Given entries:
┄┄┄┄┄┄┄┄┄┄┄┄┄┄┄┄┄┄┄┄

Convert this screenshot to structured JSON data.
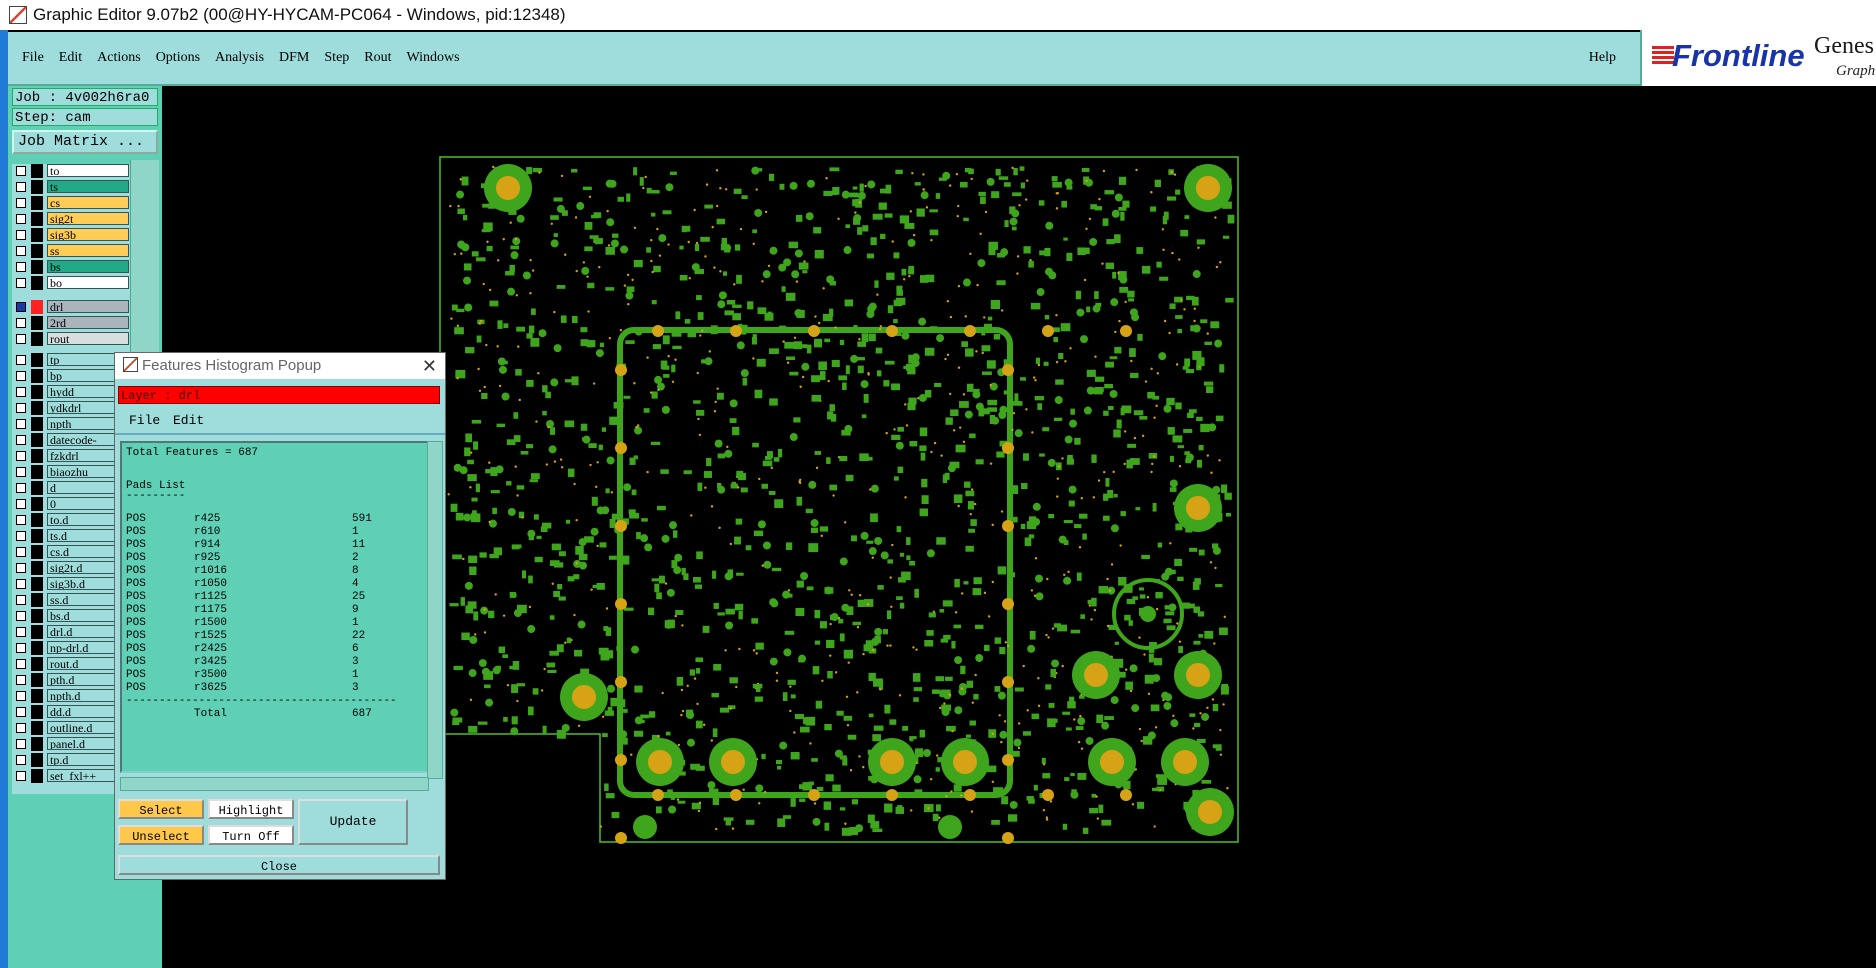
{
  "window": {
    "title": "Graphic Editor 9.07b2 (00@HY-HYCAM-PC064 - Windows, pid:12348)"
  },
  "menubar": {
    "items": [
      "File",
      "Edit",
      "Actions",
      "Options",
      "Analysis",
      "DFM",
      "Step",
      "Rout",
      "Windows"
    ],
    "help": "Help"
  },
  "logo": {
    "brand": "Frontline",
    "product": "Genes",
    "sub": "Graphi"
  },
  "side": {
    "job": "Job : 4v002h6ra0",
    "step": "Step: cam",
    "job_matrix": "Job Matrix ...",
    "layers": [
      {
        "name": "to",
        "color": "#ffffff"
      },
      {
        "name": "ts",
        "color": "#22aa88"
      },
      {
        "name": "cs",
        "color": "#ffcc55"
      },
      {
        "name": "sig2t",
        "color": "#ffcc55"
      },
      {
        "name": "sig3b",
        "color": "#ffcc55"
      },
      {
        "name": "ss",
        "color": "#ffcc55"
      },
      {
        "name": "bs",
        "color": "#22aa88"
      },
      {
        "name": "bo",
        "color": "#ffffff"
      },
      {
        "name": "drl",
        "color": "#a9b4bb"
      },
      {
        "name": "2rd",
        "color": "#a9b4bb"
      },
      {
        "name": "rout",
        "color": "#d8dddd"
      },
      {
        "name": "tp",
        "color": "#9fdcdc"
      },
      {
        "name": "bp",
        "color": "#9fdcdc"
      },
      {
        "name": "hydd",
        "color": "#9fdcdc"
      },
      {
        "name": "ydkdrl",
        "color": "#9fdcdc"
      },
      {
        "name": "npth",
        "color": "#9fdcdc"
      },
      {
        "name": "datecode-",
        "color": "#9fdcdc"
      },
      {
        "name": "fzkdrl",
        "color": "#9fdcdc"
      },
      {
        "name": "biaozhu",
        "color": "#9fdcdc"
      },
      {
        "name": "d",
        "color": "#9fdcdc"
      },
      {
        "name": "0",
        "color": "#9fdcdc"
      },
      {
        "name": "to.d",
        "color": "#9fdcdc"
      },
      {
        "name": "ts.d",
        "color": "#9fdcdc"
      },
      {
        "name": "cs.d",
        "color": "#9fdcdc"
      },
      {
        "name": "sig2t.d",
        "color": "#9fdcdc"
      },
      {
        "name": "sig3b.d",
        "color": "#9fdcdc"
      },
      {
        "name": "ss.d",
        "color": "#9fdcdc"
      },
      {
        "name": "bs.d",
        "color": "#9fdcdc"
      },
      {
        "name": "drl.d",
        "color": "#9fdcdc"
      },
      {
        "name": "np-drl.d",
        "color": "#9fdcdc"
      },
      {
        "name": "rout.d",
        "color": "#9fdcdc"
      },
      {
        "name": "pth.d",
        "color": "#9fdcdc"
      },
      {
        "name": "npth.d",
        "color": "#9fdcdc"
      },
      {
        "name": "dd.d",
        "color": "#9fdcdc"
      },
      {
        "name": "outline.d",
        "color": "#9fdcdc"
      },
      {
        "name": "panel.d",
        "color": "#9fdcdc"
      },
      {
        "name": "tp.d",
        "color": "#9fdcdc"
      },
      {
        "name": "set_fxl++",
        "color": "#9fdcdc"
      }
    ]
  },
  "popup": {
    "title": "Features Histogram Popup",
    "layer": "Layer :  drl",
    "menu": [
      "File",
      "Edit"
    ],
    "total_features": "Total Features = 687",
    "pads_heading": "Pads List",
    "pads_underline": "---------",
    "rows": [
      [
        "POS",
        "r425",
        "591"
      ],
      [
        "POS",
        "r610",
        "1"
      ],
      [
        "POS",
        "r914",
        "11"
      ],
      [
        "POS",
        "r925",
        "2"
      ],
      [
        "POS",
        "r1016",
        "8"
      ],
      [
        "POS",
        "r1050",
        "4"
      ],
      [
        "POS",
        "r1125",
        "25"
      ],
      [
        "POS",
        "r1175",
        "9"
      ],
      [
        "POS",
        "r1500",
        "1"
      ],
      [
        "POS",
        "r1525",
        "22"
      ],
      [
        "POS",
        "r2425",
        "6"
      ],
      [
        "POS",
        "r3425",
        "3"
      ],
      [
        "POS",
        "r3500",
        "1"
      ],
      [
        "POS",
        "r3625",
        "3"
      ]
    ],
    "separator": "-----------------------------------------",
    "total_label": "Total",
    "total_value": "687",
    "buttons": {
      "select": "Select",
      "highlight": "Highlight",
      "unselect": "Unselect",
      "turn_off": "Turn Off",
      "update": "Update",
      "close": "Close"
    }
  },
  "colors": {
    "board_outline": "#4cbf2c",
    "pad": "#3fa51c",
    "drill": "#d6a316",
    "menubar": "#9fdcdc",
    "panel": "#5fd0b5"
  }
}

┄┄┄┄┄┄┄┄┄┄┄┄┄┄┄┄┄┄┄┄

Action item: Could every entry above be printed again exactly, images excluded?

Your response:
Convert this screenshot to structured JSON data.
{
  "window": {
    "title": "Graphic Editor 9.07b2 (00@HY-HYCAM-PC064 - Windows, pid:12348)"
  },
  "menubar": {
    "items": [
      "File",
      "Edit",
      "Actions",
      "Options",
      "Analysis",
      "DFM",
      "Step",
      "Rout",
      "Windows"
    ],
    "help": "Help"
  },
  "logo": {
    "brand": "Frontline",
    "product": "Genes",
    "sub": "Graphi"
  },
  "side": {
    "job": "Job : 4v002h6ra0",
    "step": "Step: cam",
    "job_matrix": "Job Matrix ...",
    "layers": [
      {
        "name": "to",
        "color": "#ffffff"
      },
      {
        "name": "ts",
        "color": "#22aa88"
      },
      {
        "name": "cs",
        "color": "#ffcc55"
      },
      {
        "name": "sig2t",
        "color": "#ffcc55"
      },
      {
        "name": "sig3b",
        "color": "#ffcc55"
      },
      {
        "name": "ss",
        "color": "#ffcc55"
      },
      {
        "name": "bs",
        "color": "#22aa88"
      },
      {
        "name": "bo",
        "color": "#ffffff"
      },
      {
        "name": "drl",
        "color": "#a9b4bb"
      },
      {
        "name": "2rd",
        "color": "#a9b4bb"
      },
      {
        "name": "rout",
        "color": "#d8dddd"
      },
      {
        "name": "tp",
        "color": "#9fdcdc"
      },
      {
        "name": "bp",
        "color": "#9fdcdc"
      },
      {
        "name": "hydd",
        "color": "#9fdcdc"
      },
      {
        "name": "ydkdrl",
        "color": "#9fdcdc"
      },
      {
        "name": "npth",
        "color": "#9fdcdc"
      },
      {
        "name": "datecode-",
        "color": "#9fdcdc"
      },
      {
        "name": "fzkdrl",
        "color": "#9fdcdc"
      },
      {
        "name": "biaozhu",
        "color": "#9fdcdc"
      },
      {
        "name": "d",
        "color": "#9fdcdc"
      },
      {
        "name": "0",
        "color": "#9fdcdc"
      },
      {
        "name": "to.d",
        "color": "#9fdcdc"
      },
      {
        "name": "ts.d",
        "color": "#9fdcdc"
      },
      {
        "name": "cs.d",
        "color": "#9fdcdc"
      },
      {
        "name": "sig2t.d",
        "color": "#9fdcdc"
      },
      {
        "name": "sig3b.d",
        "color": "#9fdcdc"
      },
      {
        "name": "ss.d",
        "color": "#9fdcdc"
      },
      {
        "name": "bs.d",
        "color": "#9fdcdc"
      },
      {
        "name": "drl.d",
        "color": "#9fdcdc"
      },
      {
        "name": "np-drl.d",
        "color": "#9fdcdc"
      },
      {
        "name": "rout.d",
        "color": "#9fdcdc"
      },
      {
        "name": "pth.d",
        "color": "#9fdcdc"
      },
      {
        "name": "npth.d",
        "color": "#9fdcdc"
      },
      {
        "name": "dd.d",
        "color": "#9fdcdc"
      },
      {
        "name": "outline.d",
        "color": "#9fdcdc"
      },
      {
        "name": "panel.d",
        "color": "#9fdcdc"
      },
      {
        "name": "tp.d",
        "color": "#9fdcdc"
      },
      {
        "name": "set_fxl++",
        "color": "#9fdcdc"
      }
    ]
  },
  "popup": {
    "title": "Features Histogram Popup",
    "layer": "Layer :  drl",
    "menu": [
      "File",
      "Edit"
    ],
    "total_features": "Total Features = 687",
    "pads_heading": "Pads List",
    "pads_underline": "---------",
    "rows": [
      [
        "POS",
        "r425",
        "591"
      ],
      [
        "POS",
        "r610",
        "1"
      ],
      [
        "POS",
        "r914",
        "11"
      ],
      [
        "POS",
        "r925",
        "2"
      ],
      [
        "POS",
        "r1016",
        "8"
      ],
      [
        "POS",
        "r1050",
        "4"
      ],
      [
        "POS",
        "r1125",
        "25"
      ],
      [
        "POS",
        "r1175",
        "9"
      ],
      [
        "POS",
        "r1500",
        "1"
      ],
      [
        "POS",
        "r1525",
        "22"
      ],
      [
        "POS",
        "r2425",
        "6"
      ],
      [
        "POS",
        "r3425",
        "3"
      ],
      [
        "POS",
        "r3500",
        "1"
      ],
      [
        "POS",
        "r3625",
        "3"
      ]
    ],
    "separator": "-----------------------------------------",
    "total_label": "Total",
    "total_value": "687",
    "buttons": {
      "select": "Select",
      "highlight": "Highlight",
      "unselect": "Unselect",
      "turn_off": "Turn Off",
      "update": "Update",
      "close": "Close"
    }
  },
  "colors": {
    "board_outline": "#4cbf2c",
    "pad": "#3fa51c",
    "drill": "#d6a316",
    "menubar": "#9fdcdc",
    "panel": "#5fd0b5"
  }
}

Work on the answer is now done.